Dataset excerpts:
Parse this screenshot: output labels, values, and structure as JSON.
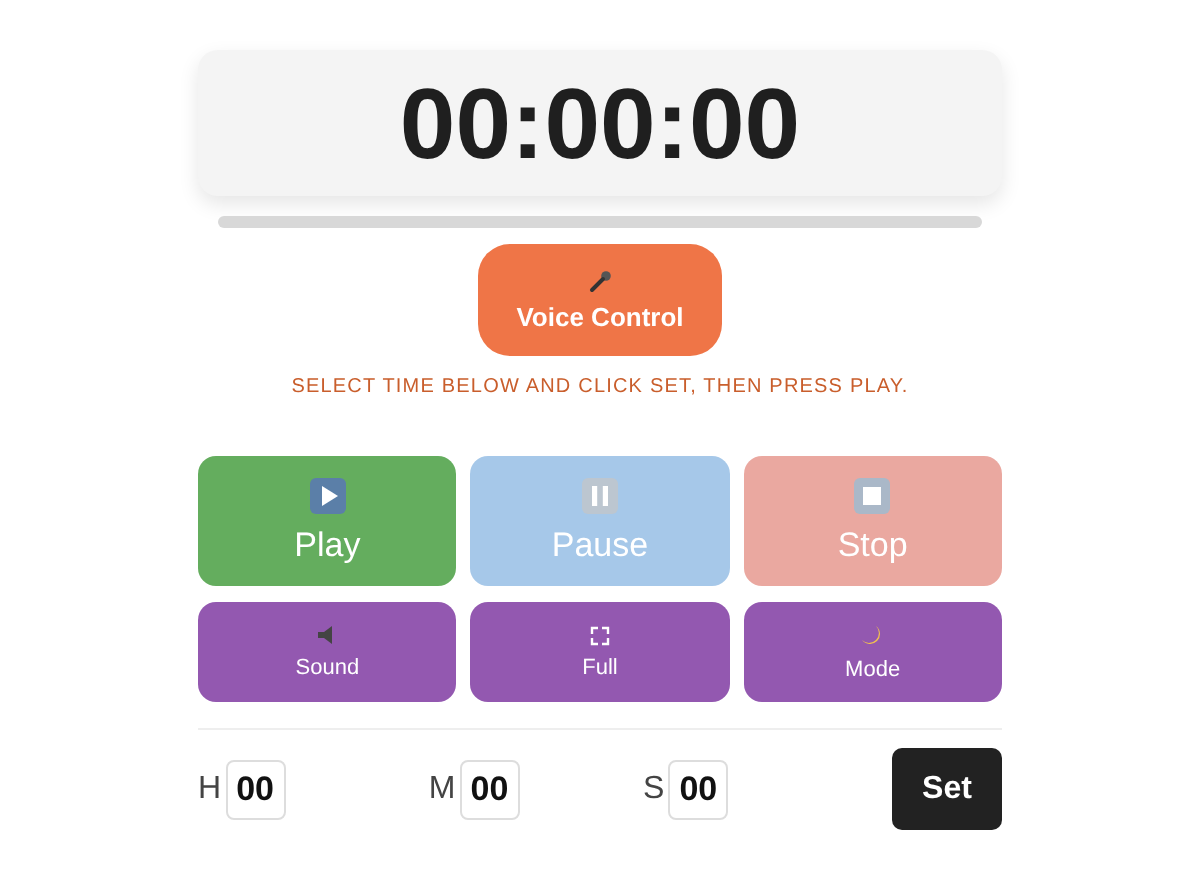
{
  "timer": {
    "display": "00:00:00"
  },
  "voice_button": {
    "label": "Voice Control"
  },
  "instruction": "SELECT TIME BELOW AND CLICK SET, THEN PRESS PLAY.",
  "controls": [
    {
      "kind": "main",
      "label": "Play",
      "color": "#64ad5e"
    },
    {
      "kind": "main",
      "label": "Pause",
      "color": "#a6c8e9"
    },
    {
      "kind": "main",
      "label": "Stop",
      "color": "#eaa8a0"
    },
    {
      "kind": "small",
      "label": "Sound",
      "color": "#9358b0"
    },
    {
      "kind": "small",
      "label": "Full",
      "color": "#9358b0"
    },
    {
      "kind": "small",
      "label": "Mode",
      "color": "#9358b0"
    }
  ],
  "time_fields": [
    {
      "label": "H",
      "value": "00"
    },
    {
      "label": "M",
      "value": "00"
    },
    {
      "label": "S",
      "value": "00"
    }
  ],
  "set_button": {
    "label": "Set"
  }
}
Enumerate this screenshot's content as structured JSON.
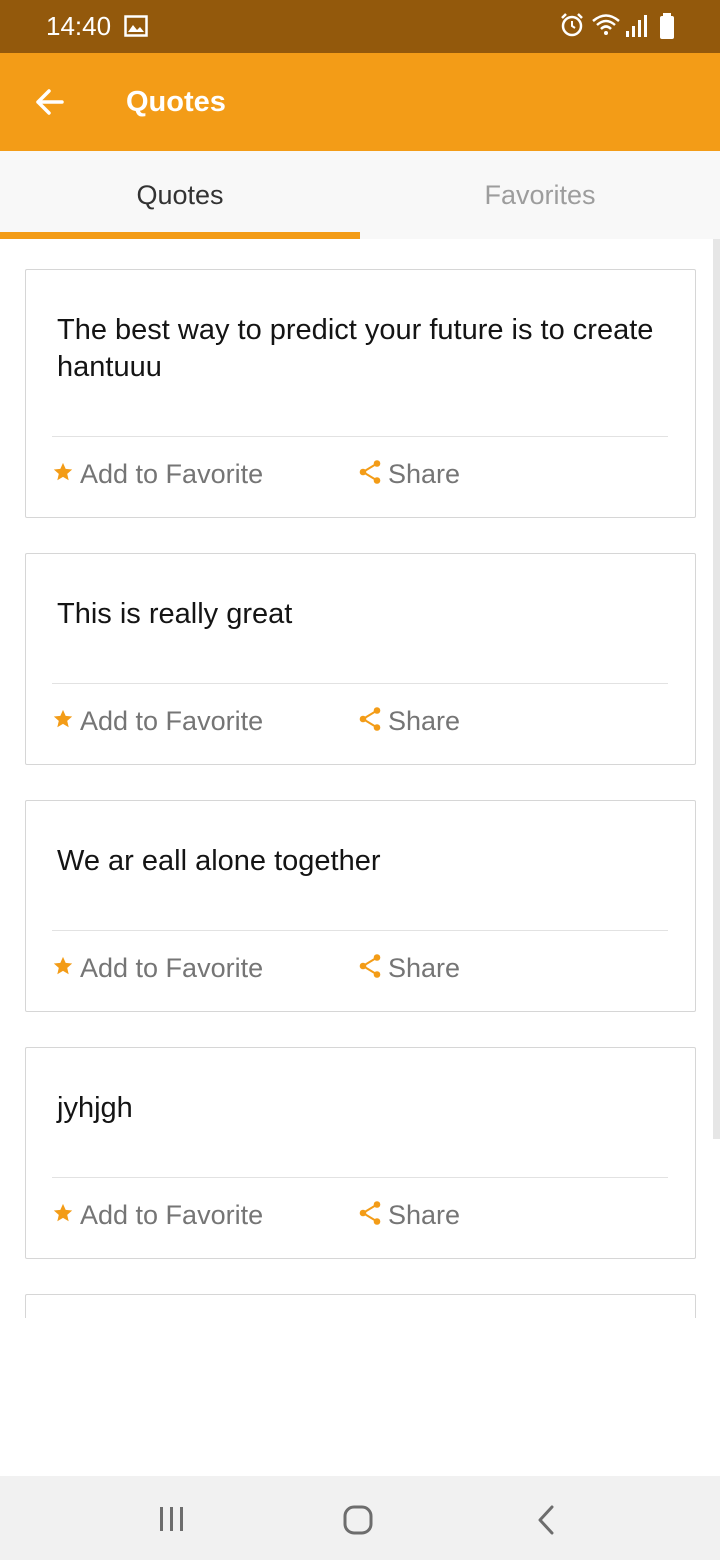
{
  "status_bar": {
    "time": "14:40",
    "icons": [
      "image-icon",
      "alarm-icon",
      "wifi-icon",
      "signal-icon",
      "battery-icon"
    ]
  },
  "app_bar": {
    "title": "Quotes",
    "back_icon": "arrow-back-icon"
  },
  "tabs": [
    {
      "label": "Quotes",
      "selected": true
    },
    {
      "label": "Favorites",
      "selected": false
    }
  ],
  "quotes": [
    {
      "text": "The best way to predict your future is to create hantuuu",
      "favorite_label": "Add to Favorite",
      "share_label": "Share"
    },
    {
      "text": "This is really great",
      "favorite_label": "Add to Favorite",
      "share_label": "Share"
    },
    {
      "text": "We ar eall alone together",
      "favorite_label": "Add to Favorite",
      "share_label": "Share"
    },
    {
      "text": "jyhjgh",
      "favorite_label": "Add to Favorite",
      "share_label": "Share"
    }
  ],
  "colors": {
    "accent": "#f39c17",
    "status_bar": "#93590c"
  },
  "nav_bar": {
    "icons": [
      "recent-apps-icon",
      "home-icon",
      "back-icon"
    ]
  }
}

- [WHAT YOU NEED TO DO]
What comes back should match the records exactly, minus any pictures.

- [ANSWER]
Parse this screenshot: output labels, values, and structure as JSON.
{
  "timer": {
    "display": "00:00:00"
  },
  "voice_button": {
    "label": "Voice Control"
  },
  "instruction": "SELECT TIME BELOW AND CLICK SET, THEN PRESS PLAY.",
  "controls": [
    {
      "kind": "main",
      "label": "Play",
      "color": "#64ad5e"
    },
    {
      "kind": "main",
      "label": "Pause",
      "color": "#a6c8e9"
    },
    {
      "kind": "main",
      "label": "Stop",
      "color": "#eaa8a0"
    },
    {
      "kind": "small",
      "label": "Sound",
      "color": "#9358b0"
    },
    {
      "kind": "small",
      "label": "Full",
      "color": "#9358b0"
    },
    {
      "kind": "small",
      "label": "Mode",
      "color": "#9358b0"
    }
  ],
  "time_fields": [
    {
      "label": "H",
      "value": "00"
    },
    {
      "label": "M",
      "value": "00"
    },
    {
      "label": "S",
      "value": "00"
    }
  ],
  "set_button": {
    "label": "Set"
  }
}
Enumerate this screenshot's content as structured JSON.
{
  "status_bar": {
    "time": "14:40",
    "icons": [
      "image-icon",
      "alarm-icon",
      "wifi-icon",
      "signal-icon",
      "battery-icon"
    ]
  },
  "app_bar": {
    "title": "Quotes",
    "back_icon": "arrow-back-icon"
  },
  "tabs": [
    {
      "label": "Quotes",
      "selected": true
    },
    {
      "label": "Favorites",
      "selected": false
    }
  ],
  "quotes": [
    {
      "text": "The best way to predict your future is to create hantuuu",
      "favorite_label": "Add to Favorite",
      "share_label": "Share"
    },
    {
      "text": "This is really great",
      "favorite_label": "Add to Favorite",
      "share_label": "Share"
    },
    {
      "text": "We ar eall alone together",
      "favorite_label": "Add to Favorite",
      "share_label": "Share"
    },
    {
      "text": "jyhjgh",
      "favorite_label": "Add to Favorite",
      "share_label": "Share"
    }
  ],
  "colors": {
    "accent": "#f39c17",
    "status_bar": "#93590c"
  },
  "nav_bar": {
    "icons": [
      "recent-apps-icon",
      "home-icon",
      "back-icon"
    ]
  }
}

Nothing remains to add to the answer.